## Work to do
State the number of lines that hold the string "ГОСТ", with nothing added.

--- BEGIN Given entries ---

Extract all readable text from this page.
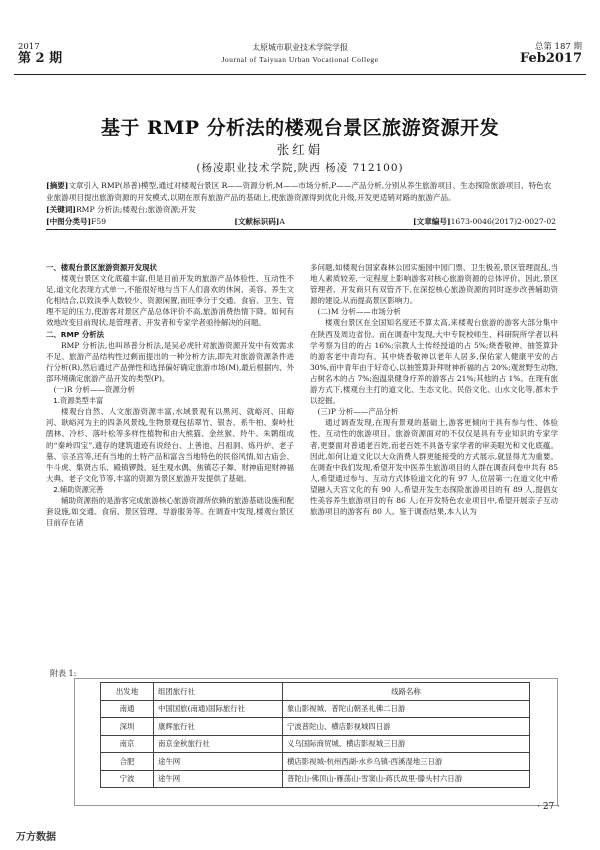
2017
第 2 期
太原城市职业技术学院学报
Journal of Taiyuan Urban Vocational College
总第 187 期
Feb2017
基于 RMP 分析法的楼观台景区旅游资源开发
张红娟
(杨凌职业技术学院,陕西 杨凌 712100)

[摘要]文章引入 RMP(昂普)模型,通过对楼观台景区 R——资源分析,M——市场分析,P——产品分析,分别从养生旅游项目、生态探险旅游项目、特色农业旅游项目提出旅游资源的开发模式,以期在原有旅游产品的基础上,使旅游资源得到优化升级,开发更适销对路的旅游产品。

[关键词]RMP 分析法;楼观台;旅游资源;开发

[中图分类号]F59	[文献标识码]A	[文章编号]1673-0046(2017)2-0027-02

一、楼观台景区旅游资源开发现状

楼观台景区文化底蕴丰富,但是目前开发的旅游产品体验性、互动性不足,道文化表现方式单一,不能很好地与当下人们喜欢的休闲、美容、养生文化相结合,以致淡季人数较少、资源闲置,而旺季分于交通、食宿、卫生、管理不足的压力,使游客对景区产品总体评价不高,旅游消费热情下降。如何有效地改变目前现状,是管理者、开发者和专家学者亟待解决的问题。

二、RMP 分析法

RMP 分析法,也叫昂普分析法,是吴必虎针对旅游资源开发中有效需求不足、旅游产品结构性过剩而提出的一种分析方法,即先对旅游资源条件进行分析(R),然后通过产品弹性和选择偏好确定旅游市场(M),最后根据内、外部环境确定旅游产品开发的类型(P)。

(一)R 分析——资源分析

1.资源类型丰富

楼观台自然、人文旅游资源丰富,水域景观有以黑河、就峪河、田峪河、耿峪河为主的四条风景线,生物景观包括翠竹、银杏、系牛柏、秦岭杜鹃林、冷杉、落叶松等多样性植物和由大熊猫、金丝猴、羚牛、朱鹮组成的“秦岭四宝”,遗存的建筑遗迹有说经台、上善池、吕祖洞、炼丹炉、老子墓、宗圣宫等,还有当地的土特产品和富含当地特色的民俗风情,如古庙会、牛斗虎、集贤古乐、殿镇锣鼓、延生观水偶、焦镇芯子舞、财神庙迎财神福大典、老子文化节等,丰富的资源为景区旅游开发提供了基础。

2.辅助资源完善

辅助资源指的是游客完成旅游核心旅游资源所依赖的旅游基础设施和配套设施,如交通、食宿、景区管理、导游服务等。在调查中发现,楼观台景区目前存在诸

多问题,如楼观台国家森林公园实施园中园门票、卫生极差,景区管理混乱,当地人素质较差,一定程度上影响游客对核心旅游资源的总体评价。因此,景区管理者、开发商只有双管齐下,在深挖核心旅游资源的同时逐步改善辅助资源的建设,从而提高景区影响力。

(二)M 分析——市场分析

楼观台景区在全国知名度还不算太高,来楼观台旅游的游客大部分集中在陕西及周边省份。而在调查中发现,大中专院校师生、科研院所学者以科学考察为目的的占 16%;宗教人士传经授道的占 5%;烧香敬神、抽签算卦的游客老中青均有。其中烧香敬神以老年人居多,保佑家人健康平安的占 30%,而中青年由于好奇心,以抽签算卦拜财神祈福的占 20%;观赏野生动物,占树名木的占 7%;泡温泉健身疗养的游客占 21%;其他的占 1%。在现有旅游方式下,楼观台主打的道文化、生态文化、民俗文化、山水文化等,都未予以挖掘。

(三)P 分析——产品分析

通过调查发现,在现有景观的基础上,游客更倾向于具有参与性、体验性、互动性的旅游项目。旅游资源面对的不仅仅是具有专业知识的专家学者,更要面对普通老百姓,而老百姓不具备专家学者的审美眼光和文化底蕴。因此,如何让道文化以大众消费人群更能接受的方式展示,就显得尤为重要。在调查中我们发现,希望开发中医养生旅游项目的人群在调查问卷中共有 85 人,希望通过参与、互动方式体验道文化的有 97 人,位居第一;在道文化中希望融入天宫文化的有 90 人,希望开发生态探险旅游项目的有 89 人,提倡女性美容养生旅游项目的有 86 人;在开发特色农业项目中,希望开展亲子互动旅游项目的游客有 80 人。鉴于调查结果,本人认为

附表 1:
出发地	组团旅行社	线路名称
南通	中国国旅(南通)国际旅行社	象山影视城、普陀山朝圣礼佛二日游
深圳	康辉旅行社	宁波普陀山、横店影视城四日游
南京	南京金秋旅行社	义乌国际商贸城、横店影视城三日游
合肥	途牛网	横店影视城-杭州西湖-水乡乌镇-西溪湿地三日游
宁波	途牛网	普陀山-佛顶山-雁荡山-雪窦山-蒋氏故里-滕头村六日游
· 27 ·
万方数据
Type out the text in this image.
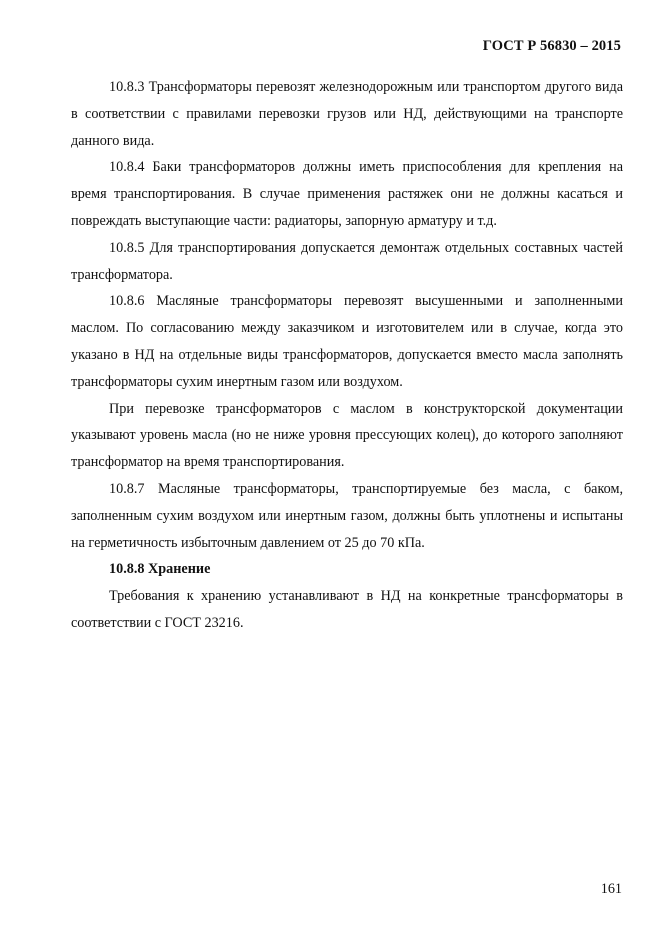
ГОСТ Р 56830 – 2015

10.8.3 Трансформаторы перевозят железнодорожным или транспортом другого вида в соответствии с правилами перевозки грузов или НД, действующими на транспорте данного вида.

10.8.4 Баки трансформаторов должны иметь приспособления для крепления на время транспортирования. В случае применения растяжек они не должны касаться и повреждать выступающие части: радиаторы, запорную арматуру и т.д.

10.8.5 Для транспортирования допускается демонтаж отдельных составных частей трансформатора.

10.8.6 Масляные трансформаторы перевозят высушенными и заполненными маслом. По согласованию между заказчиком и изготовителем или в случае, когда это указано в НД на отдельные виды трансформаторов, допускается вместо масла заполнять трансформаторы сухим инертным газом или воздухом.

При перевозке трансформаторов с маслом в конструкторской документации указывают уровень масла (но не ниже уровня прессующих колец), до которого заполняют трансформатор на время транспортирования.

10.8.7 Масляные трансформаторы, транспортируемые без масла, с баком, заполненным сухим воздухом или инертным газом, должны быть уплотнены и испытаны на герметичность избыточным давлением от 25 до 70 кПа.

10.8.8 Хранение

Требования к хранению устанавливают в НД на конкретные трансформаторы в соответствии с ГОСТ 23216.

161
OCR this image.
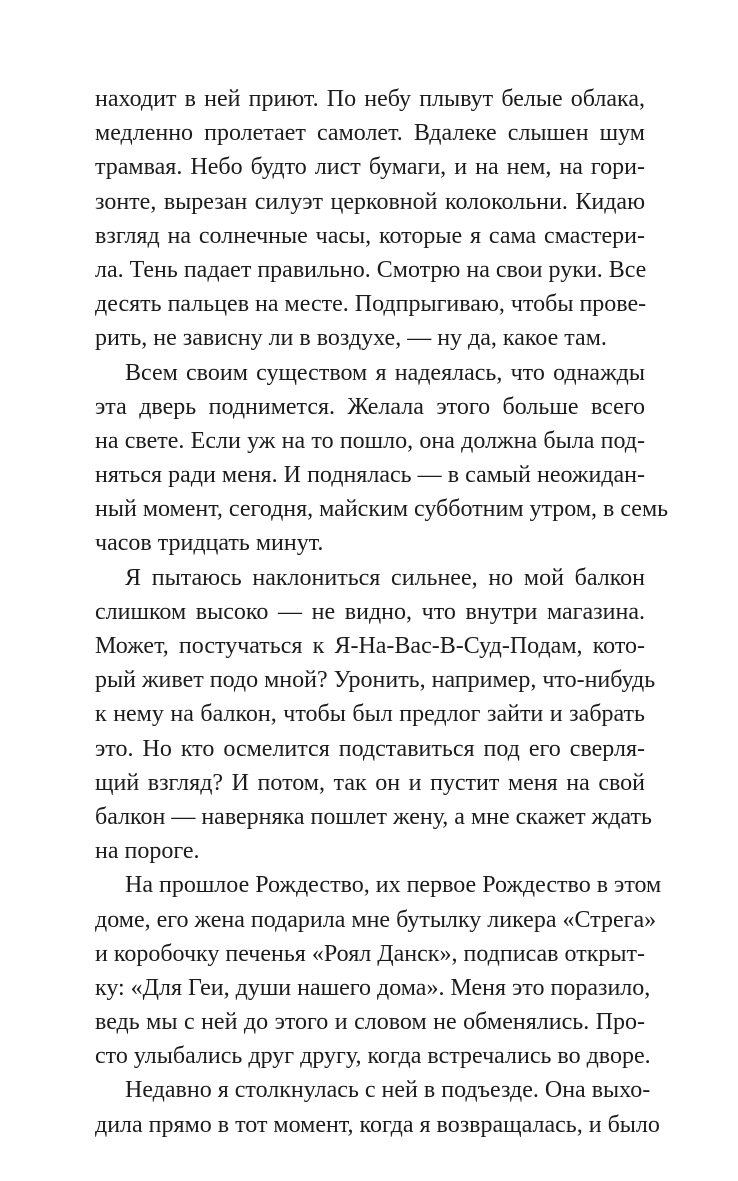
находит в ней приют. По небу плывут белые облака,
медленно пролетает самолет. Вдалеке слышен шум
трамвая. Небо будто лист бумаги, и на нем, на гори-
зонте, вырезан силуэт церковной колокольни. Кидаю
взгляд на солнечные часы, которые я сама смастери-
ла. Тень падает правильно. Смотрю на свои руки. Все
десять пальцев на месте. Подпрыгиваю, чтобы прове-
рить, не зависну ли в воздухе, — ну да, какое там.
Всем своим существом я надеялась, что однажды
эта дверь поднимется. Желала этого больше всего
на свете. Если уж на то пошло, она должна была под-
няться ради меня. И поднялась — в самый неожидан-
ный момент, сегодня, майским субботним утром, в семь
часов тридцать минут.
Я пытаюсь наклониться сильнее, но мой балкон
слишком высоко — не видно, что внутри магазина.
Может, постучаться к Я-На-Вас-В-Суд-Подам, кото-
рый живет подо мной? Уронить, например, что-нибудь
к нему на балкон, чтобы был предлог зайти и забрать
это. Но кто осмелится подставиться под его сверля-
щий взгляд? И потом, так он и пустит меня на свой
балкон — наверняка пошлет жену, а мне скажет ждать
на пороге.
На прошлое Рождество, их первое Рождество в этом
доме, его жена подарила мне бутылку ликера «Стрега»
и коробочку печенья «Роял Данск», подписав открыт-
ку: «Для Геи, души нашего дома». Меня это поразило,
ведь мы с ней до этого и словом не обменялись. Про-
сто улыбались друг другу, когда встречались во дворе.
Недавно я столкнулась с ней в подъезде. Она выхо-
дила прямо в тот момент, когда я возвращалась, и было
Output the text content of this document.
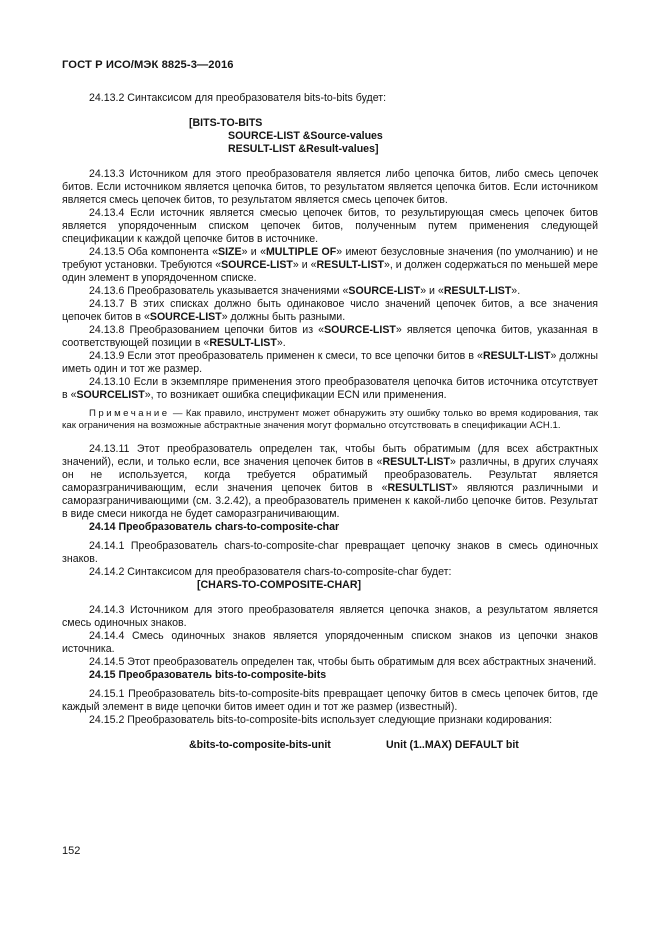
ГОСТ Р ИСО/МЭК 8825-3—2016

24.13.2 Синтаксисом для преобразователя bits-to-bits будет:

[BITS-TO-BITS

SOURCE-LIST &Source-values

RESULT-LIST &Result-values]

24.13.3 Источником для этого преобразователя является либо цепочка битов, либо смесь цепочек битов. Если источником является цепочка битов, то результатом является цепочка битов. Если источником является смесь цепочек битов, то результатом является смесь цепочек битов.

24.13.4 Если источник является смесью цепочек битов, то результирующая смесь цепочек битов является упорядоченным списком цепочек битов, полученным путем применения следующей спецификации к каждой цепочке битов в источнике.

24.13.5 Оба компонента «SIZE» и «MULTIPLE OF» имеют безусловные значения (по умолчанию) и не требуют установки. Требуются «SOURCE-LIST» и «RESULT-LIST», и должен содержаться по меньшей мере один элемент в упорядоченном списке.

24.13.6 Преобразователь указывается значениями «SOURCE-LIST» и «RESULT-LIST».

24.13.7 В этих списках должно быть одинаковое число значений цепочек битов, а все значения цепочек битов в «SOURCE-LIST» должны быть разными.

24.13.8 Преобразованием цепочки битов из «SOURCE-LIST» является цепочка битов, указанная в соответствующей позиции в «RESULT-LIST».

24.13.9 Если этот преобразователь применен к смеси, то все цепочки битов в «RESULT-LIST» должны иметь один и тот же размер.

24.13.10 Если в экземпляре применения этого преобразователя цепочка битов источника отсутствует в «SOURCELIST», то возникает ошибка спецификации ECN или применения.

Примечание — Как правило, инструмент может обнаружить эту ошибку только во время кодирования, так как ограничения на возможные абстрактные значения могут формально отсутствовать в спецификации ACH.1.

24.13.11 Этот преобразователь определен так, чтобы быть обратимым (для всех абстрактных значений), если, и только если, все значения цепочек битов в «RESULT-LIST» различны, в других случаях он не используется, когда требуется обратимый преобразователь. Результат является саморазграничивающим, если значения цепочек битов в «RESULTLIST» являются различными и саморазграничивающими (см. 3.2.42), а преобразователь применен к какой-либо цепочке битов. Результат в виде смеси никогда не будет саморазграничивающим.

24.14 Преобразователь chars-to-composite-char

24.14.1 Преобразователь chars-to-composite-char превращает цепочку знаков в смесь одиночных знаков.

24.14.2 Синтаксисом для преобразователя chars-to-composite-char будет:

[CHARS-TO-COMPOSITE-CHAR]

24.14.3 Источником для этого преобразователя является цепочка знаков, а результатом является смесь одиночных знаков.

24.14.4 Смесь одиночных знаков является упорядоченным списком знаков из цепочки знаков источника.

24.14.5 Этот преобразователь определен так, чтобы быть обратимым для всех абстрактных значений.

24.15 Преобразователь bits-to-composite-bits

24.15.1 Преобразователь bits-to-composite-bits превращает цепочку битов в смесь цепочек битов, где каждый элемент в виде цепочки битов имеет один и тот же размер (известный).

24.15.2 Преобразователь bits-to-composite-bits использует следующие признаки кодирования:

&bits-to-composite-bits-unit	Unit (1..MAX) DEFAULT bit
152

--- END Given entries ---

## Solution to the exercise
3